Rows from a dataset
######
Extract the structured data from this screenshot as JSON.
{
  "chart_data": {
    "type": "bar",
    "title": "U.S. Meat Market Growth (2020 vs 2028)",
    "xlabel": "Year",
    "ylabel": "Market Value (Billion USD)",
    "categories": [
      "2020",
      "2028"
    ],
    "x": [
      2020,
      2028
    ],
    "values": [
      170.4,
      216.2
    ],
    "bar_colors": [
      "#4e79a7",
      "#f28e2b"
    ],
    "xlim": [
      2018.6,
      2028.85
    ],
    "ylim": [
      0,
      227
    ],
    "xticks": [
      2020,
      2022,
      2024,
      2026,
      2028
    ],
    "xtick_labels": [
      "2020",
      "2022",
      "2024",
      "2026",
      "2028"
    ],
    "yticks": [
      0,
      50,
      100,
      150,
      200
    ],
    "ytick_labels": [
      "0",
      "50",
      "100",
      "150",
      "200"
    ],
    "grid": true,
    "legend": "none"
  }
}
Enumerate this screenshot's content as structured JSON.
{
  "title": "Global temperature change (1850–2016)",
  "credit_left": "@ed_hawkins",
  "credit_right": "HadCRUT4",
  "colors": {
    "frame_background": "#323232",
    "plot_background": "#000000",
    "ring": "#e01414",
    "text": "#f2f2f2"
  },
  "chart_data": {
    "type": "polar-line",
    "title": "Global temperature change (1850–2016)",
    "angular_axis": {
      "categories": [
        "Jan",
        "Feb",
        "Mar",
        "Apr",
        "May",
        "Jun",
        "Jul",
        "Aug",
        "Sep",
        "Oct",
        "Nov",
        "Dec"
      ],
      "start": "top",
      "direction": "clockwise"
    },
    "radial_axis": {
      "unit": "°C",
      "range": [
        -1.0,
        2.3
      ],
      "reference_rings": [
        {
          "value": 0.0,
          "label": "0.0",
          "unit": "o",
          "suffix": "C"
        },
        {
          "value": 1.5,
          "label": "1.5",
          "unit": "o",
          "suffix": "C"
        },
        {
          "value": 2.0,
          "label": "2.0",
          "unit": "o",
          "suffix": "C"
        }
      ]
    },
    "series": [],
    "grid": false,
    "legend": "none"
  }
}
######
▸ **Work to do**
Retype all the material above precisely, with no line left out.

▸ **Solution to the exercise**
Extract the structured data from this screenshot as JSON.
{
  "chart_data": {
    "type": "bar",
    "title": "U.S. Meat Market Growth (2020 vs 2028)",
    "xlabel": "Year",
    "ylabel": "Market Value (Billion USD)",
    "categories": [
      "2020",
      "2028"
    ],
    "x": [
      2020,
      2028
    ],
    "values": [
      170.4,
      216.2
    ],
    "bar_colors": [
      "#4e79a7",
      "#f28e2b"
    ],
    "xlim": [
      2018.6,
      2028.85
    ],
    "ylim": [
      0,
      227
    ],
    "xticks": [
      2020,
      2022,
      2024,
      2026,
      2028
    ],
    "xtick_labels": [
      "2020",
      "2022",
      "2024",
      "2026",
      "2028"
    ],
    "yticks": [
      0,
      50,
      100,
      150,
      200
    ],
    "ytick_labels": [
      "0",
      "50",
      "100",
      "150",
      "200"
    ],
    "grid": true,
    "legend": "none"
  }
}
Enumerate this screenshot's content as structured JSON.
{
  "title": "Global temperature change (1850–2016)",
  "credit_left": "@ed_hawkins",
  "credit_right": "HadCRUT4",
  "colors": {
    "frame_background": "#323232",
    "plot_background": "#000000",
    "ring": "#e01414",
    "text": "#f2f2f2"
  },
  "chart_data": {
    "type": "polar-line",
    "title": "Global temperature change (1850–2016)",
    "angular_axis": {
      "categories": [
        "Jan",
        "Feb",
        "Mar",
        "Apr",
        "May",
        "Jun",
        "Jul",
        "Aug",
        "Sep",
        "Oct",
        "Nov",
        "Dec"
      ],
      "start": "top",
      "direction": "clockwise"
    },
    "radial_axis": {
      "unit": "°C",
      "range": [
        -1.0,
        2.3
      ],
      "reference_rings": [
        {
          "value": 0.0,
          "label": "0.0",
          "unit": "o",
          "suffix": "C"
        },
        {
          "value": 1.5,
          "label": "1.5",
          "unit": "o",
          "suffix": "C"
        },
        {
          "value": 2.0,
          "label": "2.0",
          "unit": "o",
          "suffix": "C"
        }
      ]
    },
    "series": [],
    "grid": false,
    "legend": "none"
  }
}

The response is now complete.